» Task statement: Give only the number of lines that contain the word "Brent".
--- BEGIN ---
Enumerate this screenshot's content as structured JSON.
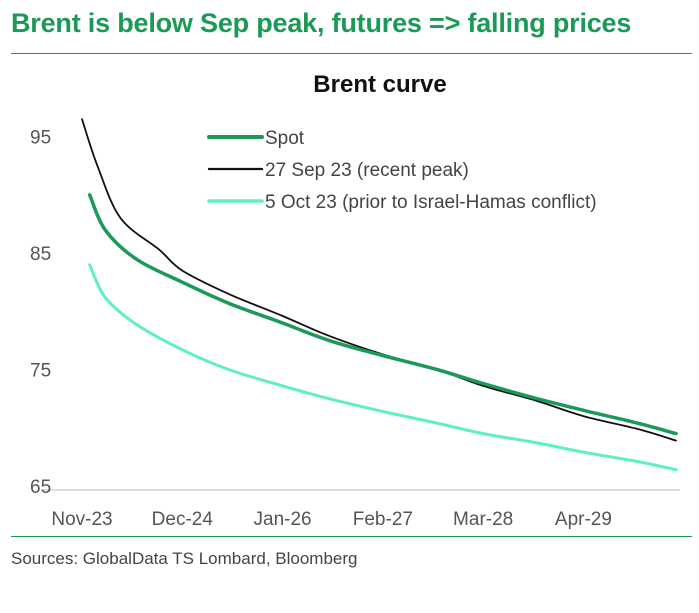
{
  "headline": "Brent is below Sep peak, futures => falling prices",
  "source": "Sources: GlobalData TS Lombard, Bloomberg",
  "chart_data": {
    "type": "line",
    "title": "Brent curve",
    "xlabel": "",
    "ylabel": "",
    "x_ticks": [
      "Nov-23",
      "Dec-24",
      "Jan-26",
      "Feb-27",
      "Mar-28",
      "Apr-29"
    ],
    "x_range": [
      "Nov-23",
      "Apr-30"
    ],
    "y_ticks": [
      65,
      75,
      85,
      95
    ],
    "ylim": [
      65,
      96
    ],
    "grid": false,
    "legend_position": "top-right",
    "series": [
      {
        "name": "Spot",
        "color": "#1a9a56",
        "x": [
          "Dec-23",
          "Feb-24",
          "Jun-24",
          "Dec-24",
          "Jun-25",
          "Jan-26",
          "Jul-26",
          "Feb-27",
          "Sep-27",
          "Mar-28",
          "Oct-28",
          "Apr-29",
          "Nov-29",
          "Apr-30"
        ],
        "values": [
          90.0,
          87.0,
          84.5,
          82.5,
          80.7,
          79.0,
          77.5,
          76.2,
          75.0,
          73.8,
          72.5,
          71.5,
          70.4,
          69.5
        ]
      },
      {
        "name": "27 Sep 23 (recent peak)",
        "color": "#111111",
        "x": [
          "Nov-23",
          "Jan-24",
          "Apr-24",
          "Sep-24",
          "Dec-24",
          "Jun-25",
          "Jan-26",
          "Jul-26",
          "Feb-27",
          "Sep-27",
          "Mar-28",
          "Oct-28",
          "Apr-29",
          "Nov-29",
          "Apr-30"
        ],
        "values": [
          96.5,
          92.5,
          88.0,
          85.3,
          83.5,
          81.5,
          79.6,
          77.9,
          76.3,
          75.0,
          73.6,
          72.3,
          71.0,
          69.9,
          68.9
        ]
      },
      {
        "name": "5 Oct 23 (prior to Israel-Hamas conflict)",
        "color": "#5ef0c0",
        "x": [
          "Dec-23",
          "Feb-24",
          "Jun-24",
          "Dec-24",
          "Jun-25",
          "Jan-26",
          "Jul-26",
          "Feb-27",
          "Sep-27",
          "Mar-28",
          "Oct-28",
          "Apr-29",
          "Nov-29",
          "Apr-30"
        ],
        "values": [
          84.0,
          81.2,
          78.9,
          76.7,
          75.0,
          73.6,
          72.5,
          71.4,
          70.4,
          69.5,
          68.7,
          67.9,
          67.1,
          66.4
        ]
      }
    ]
  }
}
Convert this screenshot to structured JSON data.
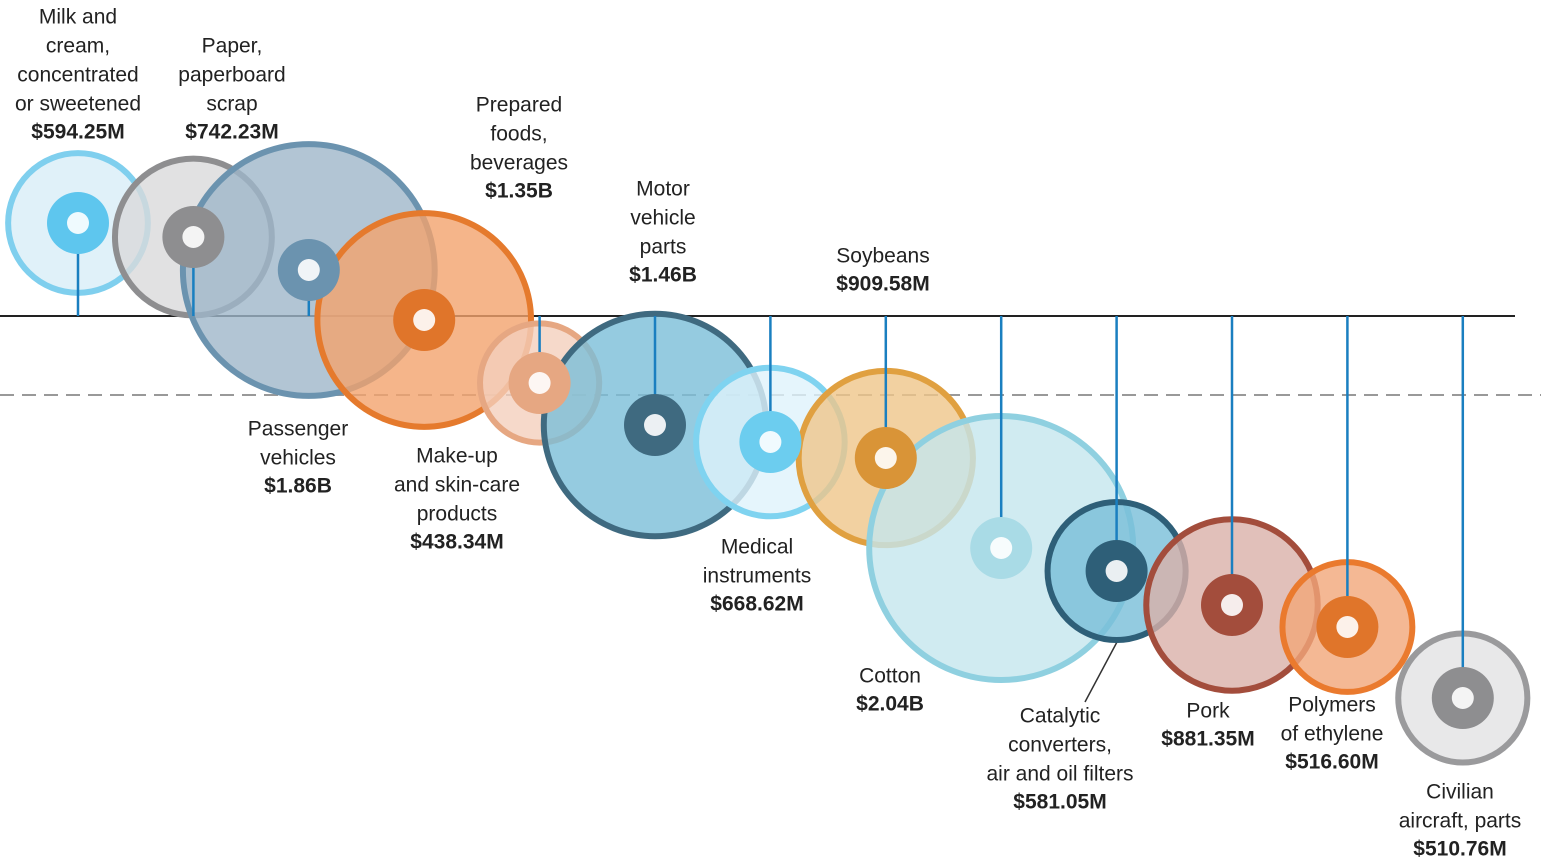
--- END ---
» Exercise solution: 2